═══ Records provided ═══

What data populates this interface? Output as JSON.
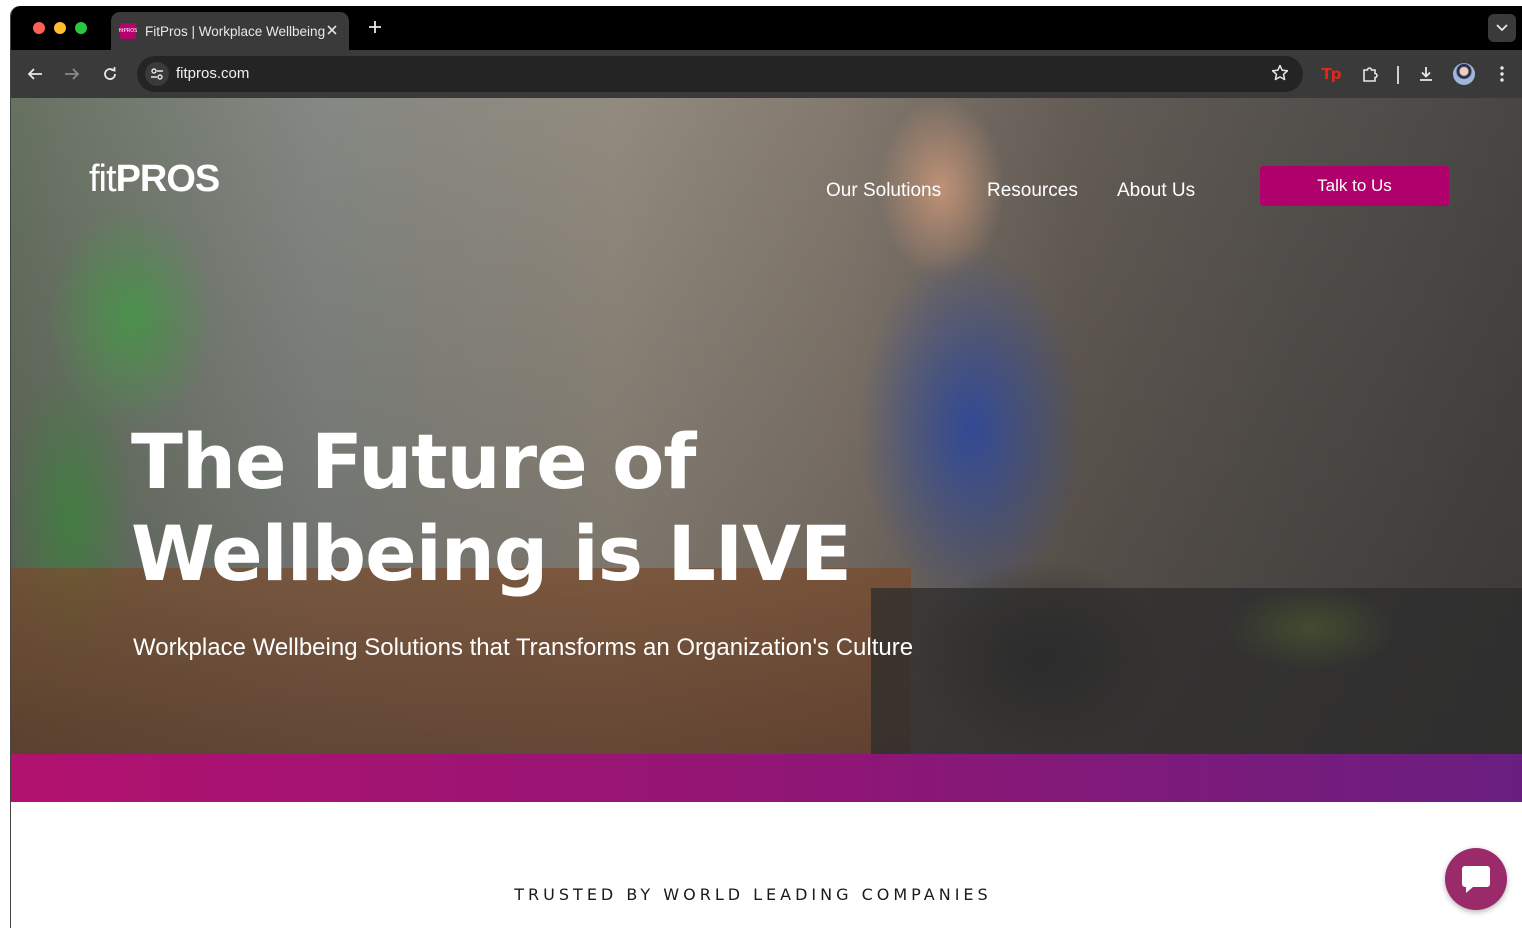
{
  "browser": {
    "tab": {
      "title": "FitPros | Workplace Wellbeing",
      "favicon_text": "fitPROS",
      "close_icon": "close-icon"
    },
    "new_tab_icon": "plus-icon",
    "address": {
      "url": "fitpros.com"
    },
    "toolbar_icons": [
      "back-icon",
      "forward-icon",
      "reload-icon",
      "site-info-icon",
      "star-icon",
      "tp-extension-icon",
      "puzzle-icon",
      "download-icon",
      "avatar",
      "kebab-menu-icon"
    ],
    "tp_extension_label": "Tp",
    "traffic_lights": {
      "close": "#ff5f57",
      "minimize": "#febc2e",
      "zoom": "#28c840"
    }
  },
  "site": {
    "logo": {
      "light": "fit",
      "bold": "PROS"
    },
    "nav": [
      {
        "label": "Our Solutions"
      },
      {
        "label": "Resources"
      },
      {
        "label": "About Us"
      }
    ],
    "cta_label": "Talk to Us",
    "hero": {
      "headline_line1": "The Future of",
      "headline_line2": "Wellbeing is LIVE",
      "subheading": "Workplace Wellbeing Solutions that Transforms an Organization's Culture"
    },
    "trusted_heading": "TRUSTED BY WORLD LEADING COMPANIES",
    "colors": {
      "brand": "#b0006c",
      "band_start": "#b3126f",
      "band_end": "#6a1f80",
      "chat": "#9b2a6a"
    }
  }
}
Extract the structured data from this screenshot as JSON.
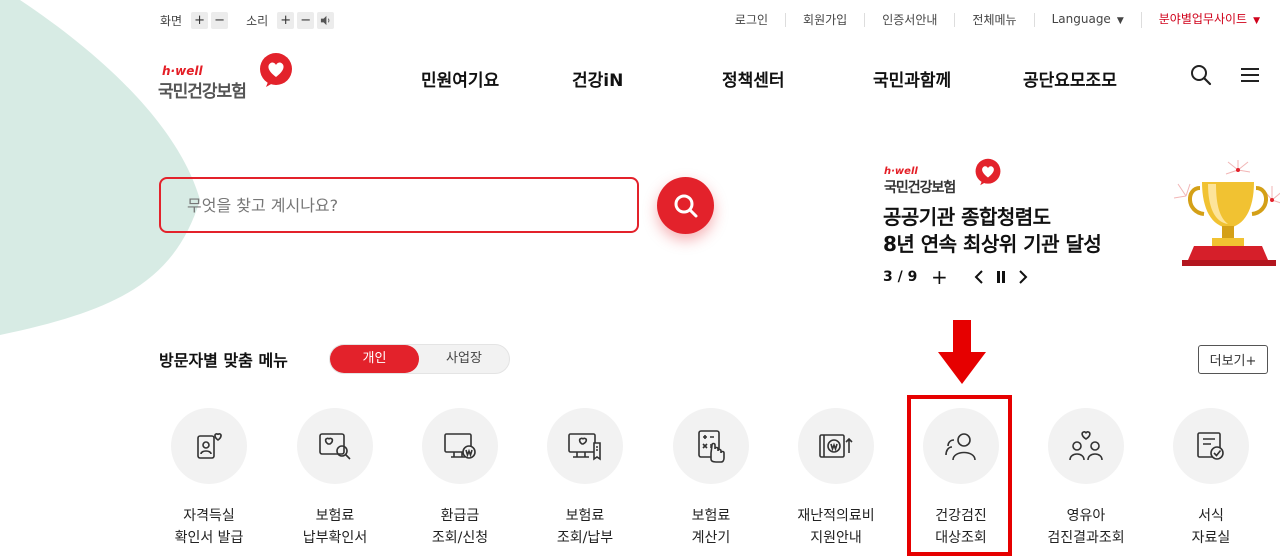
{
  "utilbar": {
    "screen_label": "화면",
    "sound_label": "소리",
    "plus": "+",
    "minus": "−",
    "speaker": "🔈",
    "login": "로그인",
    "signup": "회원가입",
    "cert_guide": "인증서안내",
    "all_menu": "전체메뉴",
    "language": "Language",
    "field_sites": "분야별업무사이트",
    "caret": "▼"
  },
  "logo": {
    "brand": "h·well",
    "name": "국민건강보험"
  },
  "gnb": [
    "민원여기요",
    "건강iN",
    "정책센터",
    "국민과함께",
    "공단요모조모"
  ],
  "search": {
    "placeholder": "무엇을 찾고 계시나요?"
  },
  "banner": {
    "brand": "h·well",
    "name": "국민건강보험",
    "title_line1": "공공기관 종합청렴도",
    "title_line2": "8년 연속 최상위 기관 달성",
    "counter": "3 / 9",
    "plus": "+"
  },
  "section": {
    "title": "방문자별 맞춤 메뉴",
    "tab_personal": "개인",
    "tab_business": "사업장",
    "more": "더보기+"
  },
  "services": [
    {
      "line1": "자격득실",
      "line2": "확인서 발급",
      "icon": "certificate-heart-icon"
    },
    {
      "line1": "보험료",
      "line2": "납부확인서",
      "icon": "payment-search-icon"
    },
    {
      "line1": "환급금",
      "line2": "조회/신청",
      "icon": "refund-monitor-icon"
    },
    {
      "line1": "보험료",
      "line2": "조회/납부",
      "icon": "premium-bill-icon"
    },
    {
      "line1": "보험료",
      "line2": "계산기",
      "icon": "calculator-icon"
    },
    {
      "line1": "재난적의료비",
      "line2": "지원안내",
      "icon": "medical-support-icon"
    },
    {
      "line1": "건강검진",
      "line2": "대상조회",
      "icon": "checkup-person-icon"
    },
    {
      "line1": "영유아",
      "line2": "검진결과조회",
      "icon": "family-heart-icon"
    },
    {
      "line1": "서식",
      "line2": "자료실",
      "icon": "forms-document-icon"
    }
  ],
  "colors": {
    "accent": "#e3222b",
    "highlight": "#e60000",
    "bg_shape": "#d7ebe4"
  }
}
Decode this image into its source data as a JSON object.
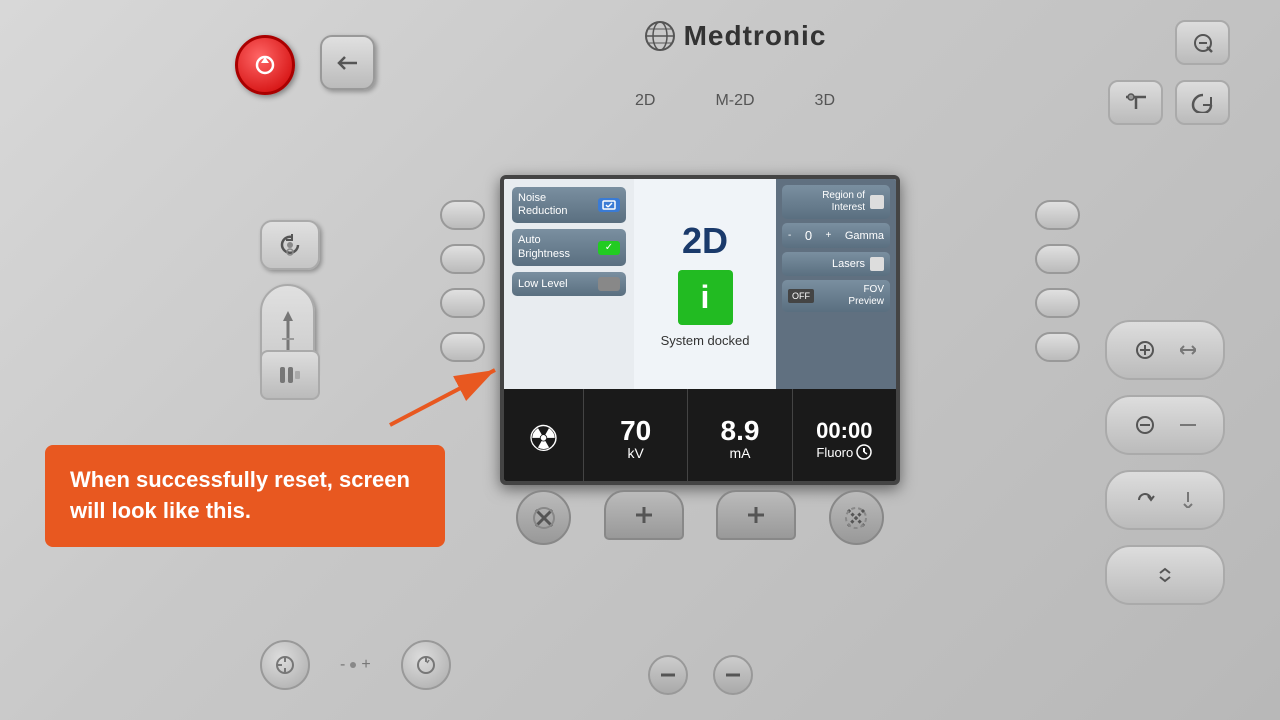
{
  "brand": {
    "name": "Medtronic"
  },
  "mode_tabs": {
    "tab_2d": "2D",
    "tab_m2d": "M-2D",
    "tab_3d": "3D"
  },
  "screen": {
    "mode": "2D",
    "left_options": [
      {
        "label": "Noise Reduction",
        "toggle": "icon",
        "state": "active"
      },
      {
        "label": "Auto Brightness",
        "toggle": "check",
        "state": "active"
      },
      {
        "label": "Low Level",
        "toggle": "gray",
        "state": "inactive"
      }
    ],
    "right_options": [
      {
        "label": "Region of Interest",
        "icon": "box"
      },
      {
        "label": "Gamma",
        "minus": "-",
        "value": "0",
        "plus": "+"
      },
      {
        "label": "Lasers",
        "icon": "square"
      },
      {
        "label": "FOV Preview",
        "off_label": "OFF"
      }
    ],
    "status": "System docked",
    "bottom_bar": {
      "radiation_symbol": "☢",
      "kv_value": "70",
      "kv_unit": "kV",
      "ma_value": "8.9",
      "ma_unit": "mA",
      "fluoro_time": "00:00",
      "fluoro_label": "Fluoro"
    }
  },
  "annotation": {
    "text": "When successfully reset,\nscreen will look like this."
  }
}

═══

All entries must be written out again exactly as given, with no pictures in the copy.

What data populates this interface? Output as JSON.
{
  "browser": {
    "tab": {
      "title": "FitPros | Workplace Wellbeing",
      "favicon_text": "fitPROS",
      "close_icon": "close-icon"
    },
    "new_tab_icon": "plus-icon",
    "address": {
      "url": "fitpros.com"
    },
    "toolbar_icons": [
      "back-icon",
      "forward-icon",
      "reload-icon",
      "site-info-icon",
      "star-icon",
      "tp-extension-icon",
      "puzzle-icon",
      "download-icon",
      "avatar",
      "kebab-menu-icon"
    ],
    "tp_extension_label": "Tp",
    "traffic_lights": {
      "close": "#ff5f57",
      "minimize": "#febc2e",
      "zoom": "#28c840"
    }
  },
  "site": {
    "logo": {
      "light": "fit",
      "bold": "PROS"
    },
    "nav": [
      {
        "label": "Our Solutions"
      },
      {
        "label": "Resources"
      },
      {
        "label": "About Us"
      }
    ],
    "cta_label": "Talk to Us",
    "hero": {
      "headline_line1": "The Future of",
      "headline_line2": "Wellbeing is LIVE",
      "subheading": "Workplace Wellbeing Solutions that Transforms an Organization's Culture"
    },
    "trusted_heading": "TRUSTED BY WORLD LEADING COMPANIES",
    "colors": {
      "brand": "#b0006c",
      "band_start": "#b3126f",
      "band_end": "#6a1f80",
      "chat": "#9b2a6a"
    }
  }
}
Extract the structured data from this screenshot as JSON.
{
  "utilbar": {
    "screen_label": "화면",
    "sound_label": "소리",
    "plus": "+",
    "minus": "−",
    "speaker": "🔈",
    "login": "로그인",
    "signup": "회원가입",
    "cert_guide": "인증서안내",
    "all_menu": "전체메뉴",
    "language": "Language",
    "field_sites": "분야별업무사이트",
    "caret": "▼"
  },
  "logo": {
    "brand": "h·well",
    "name": "국민건강보험"
  },
  "gnb": [
    "민원여기요",
    "건강iN",
    "정책센터",
    "국민과함께",
    "공단요모조모"
  ],
  "search": {
    "placeholder": "무엇을 찾고 계시나요?"
  },
  "banner": {
    "brand": "h·well",
    "name": "국민건강보험",
    "title_line1": "공공기관 종합청렴도",
    "title_line2": "8년 연속 최상위 기관 달성",
    "counter": "3 / 9",
    "plus": "+"
  },
  "section": {
    "title": "방문자별 맞춤 메뉴",
    "tab_personal": "개인",
    "tab_business": "사업장",
    "more": "더보기+"
  },
  "services": [
    {
      "line1": "자격득실",
      "line2": "확인서 발급",
      "icon": "certificate-heart-icon"
    },
    {
      "line1": "보험료",
      "line2": "납부확인서",
      "icon": "payment-search-icon"
    },
    {
      "line1": "환급금",
      "line2": "조회/신청",
      "icon": "refund-monitor-icon"
    },
    {
      "line1": "보험료",
      "line2": "조회/납부",
      "icon": "premium-bill-icon"
    },
    {
      "line1": "보험료",
      "line2": "계산기",
      "icon": "calculator-icon"
    },
    {
      "line1": "재난적의료비",
      "line2": "지원안내",
      "icon": "medical-support-icon"
    },
    {
      "line1": "건강검진",
      "line2": "대상조회",
      "icon": "checkup-person-icon"
    },
    {
      "line1": "영유아",
      "line2": "검진결과조회",
      "icon": "family-heart-icon"
    },
    {
      "line1": "서식",
      "line2": "자료실",
      "icon": "forms-document-icon"
    }
  ],
  "colors": {
    "accent": "#e3222b",
    "highlight": "#e60000",
    "bg_shape": "#d7ebe4"
  }
}
Decode this image into its source data as a JSON object.
{
  "brand": {
    "name": "Medtronic"
  },
  "mode_tabs": {
    "tab_2d": "2D",
    "tab_m2d": "M-2D",
    "tab_3d": "3D"
  },
  "screen": {
    "mode": "2D",
    "left_options": [
      {
        "label": "Noise Reduction",
        "toggle": "icon",
        "state": "active"
      },
      {
        "label": "Auto Brightness",
        "toggle": "check",
        "state": "active"
      },
      {
        "label": "Low Level",
        "toggle": "gray",
        "state": "inactive"
      }
    ],
    "right_options": [
      {
        "label": "Region of Interest",
        "icon": "box"
      },
      {
        "label": "Gamma",
        "minus": "-",
        "value": "0",
        "plus": "+"
      },
      {
        "label": "Lasers",
        "icon": "square"
      },
      {
        "label": "FOV Preview",
        "off_label": "OFF"
      }
    ],
    "status": "System docked",
    "bottom_bar": {
      "radiation_symbol": "☢",
      "kv_value": "70",
      "kv_unit": "kV",
      "ma_value": "8.9",
      "ma_unit": "mA",
      "fluoro_time": "00:00",
      "fluoro_label": "Fluoro"
    }
  },
  "annotation": {
    "text": "When successfully reset,\nscreen will look like this."
  }
}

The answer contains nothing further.